Pull out every line below containing the word "title".
++++ Data in this exercise
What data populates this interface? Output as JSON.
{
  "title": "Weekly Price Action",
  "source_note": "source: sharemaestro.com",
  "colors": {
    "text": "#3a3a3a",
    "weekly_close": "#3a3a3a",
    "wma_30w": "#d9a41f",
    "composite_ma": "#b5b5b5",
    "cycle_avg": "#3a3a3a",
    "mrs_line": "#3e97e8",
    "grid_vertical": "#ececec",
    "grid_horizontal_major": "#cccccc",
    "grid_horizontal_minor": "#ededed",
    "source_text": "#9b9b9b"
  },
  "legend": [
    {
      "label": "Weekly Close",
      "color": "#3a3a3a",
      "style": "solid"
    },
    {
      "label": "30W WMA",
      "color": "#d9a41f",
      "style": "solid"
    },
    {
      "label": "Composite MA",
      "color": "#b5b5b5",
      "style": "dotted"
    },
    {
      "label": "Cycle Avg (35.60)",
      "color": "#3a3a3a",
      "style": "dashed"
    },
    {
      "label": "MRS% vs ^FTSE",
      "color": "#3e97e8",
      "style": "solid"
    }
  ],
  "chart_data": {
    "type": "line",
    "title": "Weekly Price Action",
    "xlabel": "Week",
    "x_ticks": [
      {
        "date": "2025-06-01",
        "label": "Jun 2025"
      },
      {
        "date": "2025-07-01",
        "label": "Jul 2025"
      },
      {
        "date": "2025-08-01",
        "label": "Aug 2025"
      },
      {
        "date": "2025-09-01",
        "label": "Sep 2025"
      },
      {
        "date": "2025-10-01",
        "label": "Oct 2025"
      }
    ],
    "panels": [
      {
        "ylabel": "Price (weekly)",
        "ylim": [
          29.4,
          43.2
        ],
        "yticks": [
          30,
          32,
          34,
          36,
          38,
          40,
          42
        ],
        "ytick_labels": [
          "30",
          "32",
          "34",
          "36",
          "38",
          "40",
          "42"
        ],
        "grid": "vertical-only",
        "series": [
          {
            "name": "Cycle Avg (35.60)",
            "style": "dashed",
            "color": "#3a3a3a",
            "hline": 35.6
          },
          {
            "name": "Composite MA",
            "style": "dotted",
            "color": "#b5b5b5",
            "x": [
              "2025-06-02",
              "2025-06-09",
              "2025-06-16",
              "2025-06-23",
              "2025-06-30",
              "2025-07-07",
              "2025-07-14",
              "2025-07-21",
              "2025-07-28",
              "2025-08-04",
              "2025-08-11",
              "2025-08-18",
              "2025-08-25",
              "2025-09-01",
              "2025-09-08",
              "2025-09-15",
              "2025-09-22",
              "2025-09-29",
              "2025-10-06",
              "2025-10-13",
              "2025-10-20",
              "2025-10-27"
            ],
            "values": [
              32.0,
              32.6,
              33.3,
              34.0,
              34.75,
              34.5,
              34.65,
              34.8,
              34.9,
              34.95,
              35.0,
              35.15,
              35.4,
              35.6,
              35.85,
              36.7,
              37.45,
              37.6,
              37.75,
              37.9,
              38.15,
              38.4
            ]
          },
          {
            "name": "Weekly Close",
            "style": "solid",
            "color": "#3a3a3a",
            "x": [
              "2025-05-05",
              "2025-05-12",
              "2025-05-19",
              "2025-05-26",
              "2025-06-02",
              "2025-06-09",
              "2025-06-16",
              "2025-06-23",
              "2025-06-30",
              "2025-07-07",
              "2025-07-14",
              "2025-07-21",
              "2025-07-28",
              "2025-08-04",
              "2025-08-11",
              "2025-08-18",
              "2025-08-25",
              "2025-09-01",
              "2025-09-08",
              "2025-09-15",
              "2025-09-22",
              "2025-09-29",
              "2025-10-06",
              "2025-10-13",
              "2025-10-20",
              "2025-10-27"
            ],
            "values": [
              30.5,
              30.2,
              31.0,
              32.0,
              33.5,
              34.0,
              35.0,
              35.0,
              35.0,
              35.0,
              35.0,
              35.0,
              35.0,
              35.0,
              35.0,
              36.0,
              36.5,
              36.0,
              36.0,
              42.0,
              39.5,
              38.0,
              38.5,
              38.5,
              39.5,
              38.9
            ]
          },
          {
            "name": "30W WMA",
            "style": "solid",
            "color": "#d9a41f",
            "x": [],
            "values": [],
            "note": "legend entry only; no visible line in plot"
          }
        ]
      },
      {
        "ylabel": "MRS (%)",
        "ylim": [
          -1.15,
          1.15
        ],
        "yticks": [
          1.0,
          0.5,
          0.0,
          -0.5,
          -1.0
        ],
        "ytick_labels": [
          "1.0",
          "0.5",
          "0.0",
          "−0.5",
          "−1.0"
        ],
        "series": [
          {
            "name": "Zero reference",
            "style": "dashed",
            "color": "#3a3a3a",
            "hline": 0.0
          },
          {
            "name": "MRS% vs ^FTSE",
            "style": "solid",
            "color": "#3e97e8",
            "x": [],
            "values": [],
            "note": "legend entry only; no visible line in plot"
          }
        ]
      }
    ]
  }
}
++++++++
Solution to this task:
  "title": "Weekly Price Action",
    "title": "Weekly Price Action",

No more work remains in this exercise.